:: EXCERPTED RECORDS
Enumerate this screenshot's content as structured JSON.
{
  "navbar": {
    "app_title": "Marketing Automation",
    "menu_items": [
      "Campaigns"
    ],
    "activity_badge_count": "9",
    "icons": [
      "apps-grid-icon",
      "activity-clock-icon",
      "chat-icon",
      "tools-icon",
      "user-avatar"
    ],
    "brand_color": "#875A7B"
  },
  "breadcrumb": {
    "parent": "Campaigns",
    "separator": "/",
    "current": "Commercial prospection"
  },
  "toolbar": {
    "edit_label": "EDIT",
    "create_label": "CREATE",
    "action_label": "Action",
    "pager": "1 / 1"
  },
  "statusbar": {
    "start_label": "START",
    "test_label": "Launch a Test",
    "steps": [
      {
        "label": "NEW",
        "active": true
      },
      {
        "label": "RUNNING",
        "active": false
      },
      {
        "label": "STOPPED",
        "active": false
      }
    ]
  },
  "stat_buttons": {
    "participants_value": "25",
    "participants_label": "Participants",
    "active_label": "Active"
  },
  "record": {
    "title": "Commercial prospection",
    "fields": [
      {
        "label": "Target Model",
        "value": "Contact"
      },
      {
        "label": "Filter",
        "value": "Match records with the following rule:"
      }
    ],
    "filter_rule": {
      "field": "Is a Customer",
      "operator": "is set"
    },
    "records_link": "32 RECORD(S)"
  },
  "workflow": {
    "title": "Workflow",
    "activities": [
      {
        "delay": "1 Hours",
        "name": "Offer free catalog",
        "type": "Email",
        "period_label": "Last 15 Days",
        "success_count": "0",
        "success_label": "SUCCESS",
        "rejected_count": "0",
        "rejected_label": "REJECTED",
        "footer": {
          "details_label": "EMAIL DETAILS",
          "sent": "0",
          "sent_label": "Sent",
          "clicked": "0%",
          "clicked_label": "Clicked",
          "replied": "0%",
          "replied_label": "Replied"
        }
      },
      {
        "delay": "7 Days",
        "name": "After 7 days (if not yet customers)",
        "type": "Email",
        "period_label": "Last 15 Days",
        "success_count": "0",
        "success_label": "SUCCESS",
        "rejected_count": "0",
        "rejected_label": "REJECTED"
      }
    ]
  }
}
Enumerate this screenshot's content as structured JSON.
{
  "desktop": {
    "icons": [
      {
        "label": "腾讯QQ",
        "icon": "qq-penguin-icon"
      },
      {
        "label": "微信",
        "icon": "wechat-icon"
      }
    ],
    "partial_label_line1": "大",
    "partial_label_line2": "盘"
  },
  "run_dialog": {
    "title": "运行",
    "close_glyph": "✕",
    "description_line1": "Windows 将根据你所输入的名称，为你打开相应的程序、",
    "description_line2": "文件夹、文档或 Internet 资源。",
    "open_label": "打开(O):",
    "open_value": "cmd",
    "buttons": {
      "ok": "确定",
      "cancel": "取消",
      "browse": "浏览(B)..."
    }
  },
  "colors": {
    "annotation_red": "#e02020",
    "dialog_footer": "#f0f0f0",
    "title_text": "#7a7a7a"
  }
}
::::
◆ EXERCISE ◆
Write out every entry again, keeping each line exactly the same.

◆ COMPLETED TASK ◆
Enumerate this screenshot's content as structured JSON.
{
  "navbar": {
    "app_title": "Marketing Automation",
    "menu_items": [
      "Campaigns"
    ],
    "activity_badge_count": "9",
    "icons": [
      "apps-grid-icon",
      "activity-clock-icon",
      "chat-icon",
      "tools-icon",
      "user-avatar"
    ],
    "brand_color": "#875A7B"
  },
  "breadcrumb": {
    "parent": "Campaigns",
    "separator": "/",
    "current": "Commercial prospection"
  },
  "toolbar": {
    "edit_label": "EDIT",
    "create_label": "CREATE",
    "action_label": "Action",
    "pager": "1 / 1"
  },
  "statusbar": {
    "start_label": "START",
    "test_label": "Launch a Test",
    "steps": [
      {
        "label": "NEW",
        "active": true
      },
      {
        "label": "RUNNING",
        "active": false
      },
      {
        "label": "STOPPED",
        "active": false
      }
    ]
  },
  "stat_buttons": {
    "participants_value": "25",
    "participants_label": "Participants",
    "active_label": "Active"
  },
  "record": {
    "title": "Commercial prospection",
    "fields": [
      {
        "label": "Target Model",
        "value": "Contact"
      },
      {
        "label": "Filter",
        "value": "Match records with the following rule:"
      }
    ],
    "filter_rule": {
      "field": "Is a Customer",
      "operator": "is set"
    },
    "records_link": "32 RECORD(S)"
  },
  "workflow": {
    "title": "Workflow",
    "activities": [
      {
        "delay": "1 Hours",
        "name": "Offer free catalog",
        "type": "Email",
        "period_label": "Last 15 Days",
        "success_count": "0",
        "success_label": "SUCCESS",
        "rejected_count": "0",
        "rejected_label": "REJECTED",
        "footer": {
          "details_label": "EMAIL DETAILS",
          "sent": "0",
          "sent_label": "Sent",
          "clicked": "0%",
          "clicked_label": "Clicked",
          "replied": "0%",
          "replied_label": "Replied"
        }
      },
      {
        "delay": "7 Days",
        "name": "After 7 days (if not yet customers)",
        "type": "Email",
        "period_label": "Last 15 Days",
        "success_count": "0",
        "success_label": "SUCCESS",
        "rejected_count": "0",
        "rejected_label": "REJECTED"
      }
    ]
  }
}
Enumerate this screenshot's content as structured JSON.
{
  "desktop": {
    "icons": [
      {
        "label": "腾讯QQ",
        "icon": "qq-penguin-icon"
      },
      {
        "label": "微信",
        "icon": "wechat-icon"
      }
    ],
    "partial_label_line1": "大",
    "partial_label_line2": "盘"
  },
  "run_dialog": {
    "title": "运行",
    "close_glyph": "✕",
    "description_line1": "Windows 将根据你所输入的名称，为你打开相应的程序、",
    "description_line2": "文件夹、文档或 Internet 资源。",
    "open_label": "打开(O):",
    "open_value": "cmd",
    "buttons": {
      "ok": "确定",
      "cancel": "取消",
      "browse": "浏览(B)..."
    }
  },
  "colors": {
    "annotation_red": "#e02020",
    "dialog_footer": "#f0f0f0",
    "title_text": "#7a7a7a"
  }
}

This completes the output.